═══ Source material ═══
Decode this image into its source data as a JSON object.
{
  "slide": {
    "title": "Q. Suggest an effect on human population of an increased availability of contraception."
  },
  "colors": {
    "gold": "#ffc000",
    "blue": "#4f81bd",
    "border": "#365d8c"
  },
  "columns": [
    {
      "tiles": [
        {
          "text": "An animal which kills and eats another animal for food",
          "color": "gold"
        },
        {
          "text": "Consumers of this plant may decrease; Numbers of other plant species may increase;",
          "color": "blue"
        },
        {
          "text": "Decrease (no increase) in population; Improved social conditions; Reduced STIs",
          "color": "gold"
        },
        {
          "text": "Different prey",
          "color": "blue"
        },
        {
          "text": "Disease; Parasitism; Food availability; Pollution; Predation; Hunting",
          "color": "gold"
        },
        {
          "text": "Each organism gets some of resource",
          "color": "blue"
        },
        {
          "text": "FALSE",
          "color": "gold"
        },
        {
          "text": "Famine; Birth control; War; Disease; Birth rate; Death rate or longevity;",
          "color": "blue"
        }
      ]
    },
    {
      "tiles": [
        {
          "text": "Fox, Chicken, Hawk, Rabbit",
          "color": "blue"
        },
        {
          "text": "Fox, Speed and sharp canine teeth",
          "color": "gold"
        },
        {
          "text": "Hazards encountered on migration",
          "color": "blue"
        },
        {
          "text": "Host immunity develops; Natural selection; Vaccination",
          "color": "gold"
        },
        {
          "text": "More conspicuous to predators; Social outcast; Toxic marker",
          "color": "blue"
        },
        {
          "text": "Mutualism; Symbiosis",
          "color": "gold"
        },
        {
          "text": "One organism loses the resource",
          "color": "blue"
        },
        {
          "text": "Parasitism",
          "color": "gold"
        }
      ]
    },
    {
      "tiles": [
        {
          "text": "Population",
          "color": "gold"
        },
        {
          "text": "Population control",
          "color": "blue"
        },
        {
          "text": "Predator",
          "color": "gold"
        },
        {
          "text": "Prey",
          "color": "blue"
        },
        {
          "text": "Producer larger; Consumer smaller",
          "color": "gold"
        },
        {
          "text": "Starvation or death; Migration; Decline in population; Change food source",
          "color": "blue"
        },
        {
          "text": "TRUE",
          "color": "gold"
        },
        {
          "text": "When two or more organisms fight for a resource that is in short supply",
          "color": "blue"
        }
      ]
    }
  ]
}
═══
Each of the records should be retyped exactly.

Decode this image into its source data as a JSON object.
{
  "slide": {
    "title": "Q. Suggest an effect on human population of an increased availability of contraception."
  },
  "colors": {
    "gold": "#ffc000",
    "blue": "#4f81bd",
    "border": "#365d8c"
  },
  "columns": [
    {
      "tiles": [
        {
          "text": "An animal which kills and eats another animal for food",
          "color": "gold"
        },
        {
          "text": "Consumers of this plant may decrease; Numbers of other plant species may increase;",
          "color": "blue"
        },
        {
          "text": "Decrease (no increase) in population; Improved social conditions; Reduced STIs",
          "color": "gold"
        },
        {
          "text": "Different prey",
          "color": "blue"
        },
        {
          "text": "Disease; Parasitism; Food availability; Pollution; Predation; Hunting",
          "color": "gold"
        },
        {
          "text": "Each organism gets some of resource",
          "color": "blue"
        },
        {
          "text": "FALSE",
          "color": "gold"
        },
        {
          "text": "Famine; Birth control; War; Disease; Birth rate; Death rate or longevity;",
          "color": "blue"
        }
      ]
    },
    {
      "tiles": [
        {
          "text": "Fox, Chicken, Hawk, Rabbit",
          "color": "blue"
        },
        {
          "text": "Fox, Speed and sharp canine teeth",
          "color": "gold"
        },
        {
          "text": "Hazards encountered on migration",
          "color": "blue"
        },
        {
          "text": "Host immunity develops; Natural selection; Vaccination",
          "color": "gold"
        },
        {
          "text": "More conspicuous to predators; Social outcast; Toxic marker",
          "color": "blue"
        },
        {
          "text": "Mutualism; Symbiosis",
          "color": "gold"
        },
        {
          "text": "One organism loses the resource",
          "color": "blue"
        },
        {
          "text": "Parasitism",
          "color": "gold"
        }
      ]
    },
    {
      "tiles": [
        {
          "text": "Population",
          "color": "gold"
        },
        {
          "text": "Population control",
          "color": "blue"
        },
        {
          "text": "Predator",
          "color": "gold"
        },
        {
          "text": "Prey",
          "color": "blue"
        },
        {
          "text": "Producer larger; Consumer smaller",
          "color": "gold"
        },
        {
          "text": "Starvation or death; Migration; Decline in population; Change food source",
          "color": "blue"
        },
        {
          "text": "TRUE",
          "color": "gold"
        },
        {
          "text": "When two or more organisms fight for a resource that is in short supply",
          "color": "blue"
        }
      ]
    }
  ]
}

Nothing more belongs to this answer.